Only once Tyler dials down the showboating enough to get closer to Kate and show genuine respect for her knowledge do the principal characters foster much real involvement. Even then, when both Javi and Tyler’s attitudes toward chasing tornadoes are revealed to be more complex than they seem at first, there’s never much doubt which way Kate’s loyalties will swing. If you pour Glen Powell into skin-tight Western shirts and jeans, does anyone else really stand a chance?
There was a real opportunity here to contemporize the story by factoring climate change into the increasing frequency of violent storms tearing up America’s Tornado Alley. But Smith’s screenplay limits that to a glancing mention or two; shots of wind farms or an oil refinery being pummeled by a twister, adding fire to its elemental ferocity, speak more eloquently. The movie does score points, however, in its observation of the ways in which wealthy business opportunists profit from the tragedies of ordinary Americans.
Anyone coming to Twisters primarily for the tornado action will likely enjoy the ride. But perhaps it’s the relative paucity of intimate scenes away from the storms’ path that gives both the characters and the actors’ performances limited scope.
Tyler’s crew is plenty colorful, comprised of videographer Boone (Brandon Perea), who approaches each weather event like an extreme-sports nut; thrill-seeking drone operator Lily (Sasha Lane); excitable science geek Dexter (Tunde Adebimpe); and Dani (Katy O’Brian), who serves as mechanic when not occupied with fist-pumping battle cries. But the group is more individualized by their looks than any substance written into their characters. The same goes for Harry Hadden-Paton as Ben, a London journalist profiling Tyler, who sheds his initial stiffness right on cue.
It’s almost as if someone decided not to have any of the humans compete with the mighty forces of nature for attention. That goes for everyone, including Edgar-Jones’ earnest, compassionate and, sorry, slightly dull Kate; Ramos’ gullible entrepreneur, Javi; and Powell’s Tyler, despite his megawatt movie-star smile and hair that looks good even in 300 mph winds. Theirs is a romantic triangle sketched only in a flimsy outline.
____________
__Your tasks__:
a: In the Twisters review, who plays Ben, the London journalist profiling Tyler?
b: Repeat the part of the Twisters review starting with "Only once Tyler" and going on through "stand a chance?", word for word.
c: Write the next part of the Twisters review, picking up after its final sentence.
____________
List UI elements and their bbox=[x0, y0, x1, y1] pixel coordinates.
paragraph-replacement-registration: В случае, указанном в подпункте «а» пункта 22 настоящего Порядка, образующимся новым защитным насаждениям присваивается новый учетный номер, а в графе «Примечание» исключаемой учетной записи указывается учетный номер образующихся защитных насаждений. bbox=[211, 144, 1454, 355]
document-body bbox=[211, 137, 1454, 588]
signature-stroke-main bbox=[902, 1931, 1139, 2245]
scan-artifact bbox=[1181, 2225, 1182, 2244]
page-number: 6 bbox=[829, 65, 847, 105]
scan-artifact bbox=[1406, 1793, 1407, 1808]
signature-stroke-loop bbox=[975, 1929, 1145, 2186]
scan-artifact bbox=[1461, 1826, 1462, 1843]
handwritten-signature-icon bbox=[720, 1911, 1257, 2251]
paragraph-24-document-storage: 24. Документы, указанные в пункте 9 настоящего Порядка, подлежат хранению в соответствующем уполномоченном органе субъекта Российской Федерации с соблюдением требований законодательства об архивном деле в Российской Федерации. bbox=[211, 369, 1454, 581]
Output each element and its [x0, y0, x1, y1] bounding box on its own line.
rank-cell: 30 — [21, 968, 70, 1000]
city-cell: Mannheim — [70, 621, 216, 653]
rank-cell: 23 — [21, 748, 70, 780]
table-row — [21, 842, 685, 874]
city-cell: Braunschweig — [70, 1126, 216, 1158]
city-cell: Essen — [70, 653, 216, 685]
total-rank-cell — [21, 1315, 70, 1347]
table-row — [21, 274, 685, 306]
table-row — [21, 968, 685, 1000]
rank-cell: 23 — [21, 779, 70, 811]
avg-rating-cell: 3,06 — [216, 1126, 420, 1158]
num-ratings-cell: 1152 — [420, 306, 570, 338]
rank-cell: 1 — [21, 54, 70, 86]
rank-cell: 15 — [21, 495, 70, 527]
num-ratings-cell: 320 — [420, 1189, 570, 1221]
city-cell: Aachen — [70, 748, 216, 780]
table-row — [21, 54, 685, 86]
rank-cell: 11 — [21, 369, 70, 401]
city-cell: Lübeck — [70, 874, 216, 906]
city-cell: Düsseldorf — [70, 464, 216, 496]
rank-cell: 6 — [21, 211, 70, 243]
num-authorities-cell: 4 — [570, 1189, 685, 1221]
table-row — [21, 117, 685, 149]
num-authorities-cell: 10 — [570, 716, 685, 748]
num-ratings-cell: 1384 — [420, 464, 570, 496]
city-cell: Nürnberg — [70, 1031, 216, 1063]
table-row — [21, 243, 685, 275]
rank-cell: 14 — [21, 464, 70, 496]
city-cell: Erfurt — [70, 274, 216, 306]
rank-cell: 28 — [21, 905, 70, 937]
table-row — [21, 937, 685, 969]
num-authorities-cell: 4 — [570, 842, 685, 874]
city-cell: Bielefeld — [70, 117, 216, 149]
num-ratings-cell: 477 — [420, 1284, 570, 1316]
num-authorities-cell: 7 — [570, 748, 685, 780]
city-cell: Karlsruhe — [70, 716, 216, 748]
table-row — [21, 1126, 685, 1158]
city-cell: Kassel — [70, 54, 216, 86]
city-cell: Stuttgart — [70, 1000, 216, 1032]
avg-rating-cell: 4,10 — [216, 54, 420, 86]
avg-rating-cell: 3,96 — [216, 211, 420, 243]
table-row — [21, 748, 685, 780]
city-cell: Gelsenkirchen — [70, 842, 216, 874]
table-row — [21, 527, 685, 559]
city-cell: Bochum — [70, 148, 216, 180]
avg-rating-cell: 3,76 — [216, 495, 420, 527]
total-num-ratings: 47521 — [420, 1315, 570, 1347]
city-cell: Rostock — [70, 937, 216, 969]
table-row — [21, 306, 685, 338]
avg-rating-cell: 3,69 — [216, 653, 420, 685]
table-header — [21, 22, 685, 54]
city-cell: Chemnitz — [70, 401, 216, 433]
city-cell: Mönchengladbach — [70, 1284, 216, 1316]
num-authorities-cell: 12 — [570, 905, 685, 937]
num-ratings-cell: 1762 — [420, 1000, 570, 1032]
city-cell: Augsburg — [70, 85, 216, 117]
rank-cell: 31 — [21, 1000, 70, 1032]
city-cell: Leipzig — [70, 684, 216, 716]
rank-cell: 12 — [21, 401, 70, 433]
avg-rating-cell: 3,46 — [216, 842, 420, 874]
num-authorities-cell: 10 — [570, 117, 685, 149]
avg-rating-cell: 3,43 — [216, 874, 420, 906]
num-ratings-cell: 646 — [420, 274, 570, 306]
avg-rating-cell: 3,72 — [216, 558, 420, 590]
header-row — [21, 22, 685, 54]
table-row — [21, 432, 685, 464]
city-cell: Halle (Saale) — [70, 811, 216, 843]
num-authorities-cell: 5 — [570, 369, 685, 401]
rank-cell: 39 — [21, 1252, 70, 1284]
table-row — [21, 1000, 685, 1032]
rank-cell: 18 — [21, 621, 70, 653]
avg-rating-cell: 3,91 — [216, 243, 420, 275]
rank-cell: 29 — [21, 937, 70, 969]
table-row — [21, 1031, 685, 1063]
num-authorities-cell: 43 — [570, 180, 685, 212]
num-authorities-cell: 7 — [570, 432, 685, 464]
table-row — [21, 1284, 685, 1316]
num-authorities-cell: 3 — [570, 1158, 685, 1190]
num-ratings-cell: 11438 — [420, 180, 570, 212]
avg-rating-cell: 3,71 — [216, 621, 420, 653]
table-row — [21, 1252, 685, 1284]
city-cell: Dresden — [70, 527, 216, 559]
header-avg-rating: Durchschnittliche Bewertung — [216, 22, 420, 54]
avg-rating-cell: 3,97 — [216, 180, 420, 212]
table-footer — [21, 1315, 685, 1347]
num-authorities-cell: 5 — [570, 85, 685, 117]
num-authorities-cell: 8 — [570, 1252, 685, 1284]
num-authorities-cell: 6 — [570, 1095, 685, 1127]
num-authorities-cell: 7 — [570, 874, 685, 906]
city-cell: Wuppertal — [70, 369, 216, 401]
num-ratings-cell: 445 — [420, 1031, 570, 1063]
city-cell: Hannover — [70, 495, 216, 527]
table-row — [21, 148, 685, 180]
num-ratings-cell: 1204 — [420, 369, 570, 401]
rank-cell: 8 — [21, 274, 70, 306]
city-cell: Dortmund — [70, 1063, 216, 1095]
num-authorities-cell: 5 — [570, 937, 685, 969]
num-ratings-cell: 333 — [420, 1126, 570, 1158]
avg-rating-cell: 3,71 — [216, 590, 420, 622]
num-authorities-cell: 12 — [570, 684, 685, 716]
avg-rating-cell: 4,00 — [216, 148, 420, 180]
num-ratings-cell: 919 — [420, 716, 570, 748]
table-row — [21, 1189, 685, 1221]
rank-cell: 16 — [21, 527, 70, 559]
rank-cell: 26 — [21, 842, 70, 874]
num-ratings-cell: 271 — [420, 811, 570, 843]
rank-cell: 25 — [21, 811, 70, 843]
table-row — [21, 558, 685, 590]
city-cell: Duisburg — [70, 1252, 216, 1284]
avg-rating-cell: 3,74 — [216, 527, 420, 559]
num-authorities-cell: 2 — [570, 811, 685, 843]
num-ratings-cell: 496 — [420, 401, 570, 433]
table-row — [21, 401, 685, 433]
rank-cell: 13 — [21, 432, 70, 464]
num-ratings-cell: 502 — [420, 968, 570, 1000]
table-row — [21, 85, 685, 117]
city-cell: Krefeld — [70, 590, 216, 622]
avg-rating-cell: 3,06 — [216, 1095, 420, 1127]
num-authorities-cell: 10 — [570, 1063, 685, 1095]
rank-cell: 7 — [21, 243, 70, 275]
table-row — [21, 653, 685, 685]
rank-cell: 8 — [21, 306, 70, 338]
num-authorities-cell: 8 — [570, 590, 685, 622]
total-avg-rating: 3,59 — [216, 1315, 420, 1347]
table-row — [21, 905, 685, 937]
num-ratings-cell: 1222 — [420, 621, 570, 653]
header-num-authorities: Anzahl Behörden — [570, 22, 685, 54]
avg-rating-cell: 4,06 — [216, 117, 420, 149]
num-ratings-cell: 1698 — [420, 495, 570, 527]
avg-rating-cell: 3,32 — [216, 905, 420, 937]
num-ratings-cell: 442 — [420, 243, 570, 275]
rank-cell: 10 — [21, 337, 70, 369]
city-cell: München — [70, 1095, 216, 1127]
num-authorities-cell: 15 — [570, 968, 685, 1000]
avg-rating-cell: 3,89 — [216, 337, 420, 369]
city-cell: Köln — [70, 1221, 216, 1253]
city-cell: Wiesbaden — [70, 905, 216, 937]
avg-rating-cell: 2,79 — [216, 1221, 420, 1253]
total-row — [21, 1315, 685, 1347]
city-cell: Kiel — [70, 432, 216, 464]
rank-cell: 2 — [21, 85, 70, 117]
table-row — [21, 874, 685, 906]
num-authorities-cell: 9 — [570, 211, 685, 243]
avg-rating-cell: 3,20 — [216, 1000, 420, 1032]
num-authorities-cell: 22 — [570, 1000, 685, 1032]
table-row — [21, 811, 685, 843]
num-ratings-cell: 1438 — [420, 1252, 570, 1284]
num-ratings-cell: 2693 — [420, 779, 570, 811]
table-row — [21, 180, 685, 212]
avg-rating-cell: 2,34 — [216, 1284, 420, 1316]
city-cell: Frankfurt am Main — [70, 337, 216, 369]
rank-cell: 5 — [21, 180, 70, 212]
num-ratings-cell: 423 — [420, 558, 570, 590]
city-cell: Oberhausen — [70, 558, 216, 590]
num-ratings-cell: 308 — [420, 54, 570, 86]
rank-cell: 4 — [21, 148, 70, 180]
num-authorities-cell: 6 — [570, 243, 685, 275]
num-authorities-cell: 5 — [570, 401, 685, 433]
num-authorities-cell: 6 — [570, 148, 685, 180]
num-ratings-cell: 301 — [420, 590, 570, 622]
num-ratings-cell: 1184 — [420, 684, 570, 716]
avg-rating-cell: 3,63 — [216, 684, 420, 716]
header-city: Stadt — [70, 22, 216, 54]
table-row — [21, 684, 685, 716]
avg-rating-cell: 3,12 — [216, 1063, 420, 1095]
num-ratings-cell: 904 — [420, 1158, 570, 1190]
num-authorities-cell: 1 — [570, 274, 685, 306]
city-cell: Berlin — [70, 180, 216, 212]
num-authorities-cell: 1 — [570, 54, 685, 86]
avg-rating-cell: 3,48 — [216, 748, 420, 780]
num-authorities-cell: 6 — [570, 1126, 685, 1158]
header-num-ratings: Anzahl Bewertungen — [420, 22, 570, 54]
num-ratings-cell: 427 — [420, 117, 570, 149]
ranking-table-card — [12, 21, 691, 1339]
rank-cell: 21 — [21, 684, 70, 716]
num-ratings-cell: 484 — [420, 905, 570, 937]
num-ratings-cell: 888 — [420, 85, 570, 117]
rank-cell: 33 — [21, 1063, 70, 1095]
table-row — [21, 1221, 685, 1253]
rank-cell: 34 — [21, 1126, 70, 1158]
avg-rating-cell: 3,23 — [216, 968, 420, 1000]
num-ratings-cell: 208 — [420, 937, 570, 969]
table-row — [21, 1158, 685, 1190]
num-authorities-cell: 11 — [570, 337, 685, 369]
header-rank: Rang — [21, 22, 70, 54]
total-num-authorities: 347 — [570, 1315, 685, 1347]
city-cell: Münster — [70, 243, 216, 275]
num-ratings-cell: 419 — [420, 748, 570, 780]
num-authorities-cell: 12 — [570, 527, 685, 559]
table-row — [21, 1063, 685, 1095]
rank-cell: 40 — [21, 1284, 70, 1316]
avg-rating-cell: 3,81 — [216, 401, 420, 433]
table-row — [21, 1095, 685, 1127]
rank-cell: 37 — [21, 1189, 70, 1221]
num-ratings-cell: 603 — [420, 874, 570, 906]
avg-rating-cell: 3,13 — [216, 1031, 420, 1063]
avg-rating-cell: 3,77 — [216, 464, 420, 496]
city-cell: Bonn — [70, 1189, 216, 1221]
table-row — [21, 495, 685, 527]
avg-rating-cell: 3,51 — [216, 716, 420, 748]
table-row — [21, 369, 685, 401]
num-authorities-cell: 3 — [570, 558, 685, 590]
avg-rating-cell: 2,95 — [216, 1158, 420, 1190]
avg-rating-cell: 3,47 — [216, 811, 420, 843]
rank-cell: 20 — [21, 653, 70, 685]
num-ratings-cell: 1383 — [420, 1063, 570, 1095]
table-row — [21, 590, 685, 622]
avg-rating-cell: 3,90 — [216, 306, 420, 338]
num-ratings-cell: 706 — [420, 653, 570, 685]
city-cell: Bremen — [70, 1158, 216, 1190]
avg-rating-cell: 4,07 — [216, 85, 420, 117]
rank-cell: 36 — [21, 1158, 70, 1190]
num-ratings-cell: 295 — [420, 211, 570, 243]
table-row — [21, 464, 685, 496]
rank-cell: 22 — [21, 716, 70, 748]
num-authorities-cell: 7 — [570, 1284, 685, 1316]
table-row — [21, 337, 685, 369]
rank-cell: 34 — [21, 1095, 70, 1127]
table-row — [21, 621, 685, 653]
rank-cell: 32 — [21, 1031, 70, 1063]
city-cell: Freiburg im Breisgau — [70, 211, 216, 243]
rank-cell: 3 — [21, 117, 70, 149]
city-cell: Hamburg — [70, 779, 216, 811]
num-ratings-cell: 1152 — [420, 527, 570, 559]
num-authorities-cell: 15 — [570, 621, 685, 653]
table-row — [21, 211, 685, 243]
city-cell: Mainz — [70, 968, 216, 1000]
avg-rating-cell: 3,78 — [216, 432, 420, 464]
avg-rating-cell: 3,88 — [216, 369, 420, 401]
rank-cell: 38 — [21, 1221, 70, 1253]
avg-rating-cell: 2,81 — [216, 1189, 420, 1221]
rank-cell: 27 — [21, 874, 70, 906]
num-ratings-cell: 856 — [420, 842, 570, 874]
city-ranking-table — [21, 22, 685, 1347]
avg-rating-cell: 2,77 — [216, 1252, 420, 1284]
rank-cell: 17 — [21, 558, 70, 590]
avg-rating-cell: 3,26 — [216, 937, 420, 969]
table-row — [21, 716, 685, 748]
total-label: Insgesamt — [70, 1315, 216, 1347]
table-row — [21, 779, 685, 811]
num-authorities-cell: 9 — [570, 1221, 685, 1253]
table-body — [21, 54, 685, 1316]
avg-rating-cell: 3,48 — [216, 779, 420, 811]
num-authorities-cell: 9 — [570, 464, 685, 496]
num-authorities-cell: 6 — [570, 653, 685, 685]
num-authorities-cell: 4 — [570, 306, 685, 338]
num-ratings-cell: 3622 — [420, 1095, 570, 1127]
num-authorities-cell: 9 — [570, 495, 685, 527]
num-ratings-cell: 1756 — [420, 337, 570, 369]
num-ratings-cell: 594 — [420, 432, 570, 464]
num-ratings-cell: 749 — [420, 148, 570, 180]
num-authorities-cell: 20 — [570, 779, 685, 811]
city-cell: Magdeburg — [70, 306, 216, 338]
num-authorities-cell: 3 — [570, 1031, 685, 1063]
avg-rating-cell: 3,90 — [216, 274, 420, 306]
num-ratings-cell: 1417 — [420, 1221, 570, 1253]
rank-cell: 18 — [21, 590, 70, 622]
____________
__Expected responses__:
a: Harry Hadden-Paton

b:
Only once Tyler dials down the showboating enough to get closer to Kate and show genuine respect for her knowledge do the principal characters foster much real involvement. Even then, when both Javi and Tyler’s attitudes toward chasing tornadoes are revealed to be more complex than they seem at first, there’s never much doubt which way Kate’s loyalties will swing. If you pour Glen Powell into skin-tight Western shirts and jeans, does anyone else really stand a chance?

c:
What’s considerably more robust are the tornadoes. Twenty-eight years of FX technological advances give the storms more definition and visual sophistication than the sequel’s progenitor. The most notable is a glowering destroyer that gathers steam during an evening rodeo, clobbering the grandstand and nearby motel almost without warning. The monumental final tornado also delivers on spectacle, ripping up a folksy town with a tram running through its Main Street farmers’ market and an old movie palace screening James Whale’s Frankenstein, where people huddle for short-lived shelter.
But no one ever answers the nagging question of why all these people living in an area regularly hammered by tornadoes never seem to have a basement or storm cellar to flee to. Except for the fact the movie’s formula is built around humans in peril, which tends not to work so well if you don’t expose them to nature’s fury.
Chung and DP Dan Mindel take full advantage of the rural Oklahoma locations’ wide-open spaces to give Twisters a vivid sense of place with roots in another time, grounded as much in the architecture as the landscapes. That aspect is enhanced also by a soundtrack of original country songs by contemporary artists (plus a cover or two, including Charley Crockett doing “Ghost Riders in the Sky”), threaded in with Benjamin Wallfisch’s score.
Whatever the film’s strengths or weaknesses, it benefits from what seems like genuine love for this environment, in which the modern world collides with vintage Americana. The attention shown to shattered townships in the aftermath of storms suggests both the old-fashioned values of community solidarity and the increasingly urgent need to stop abusing nature before it consumes us.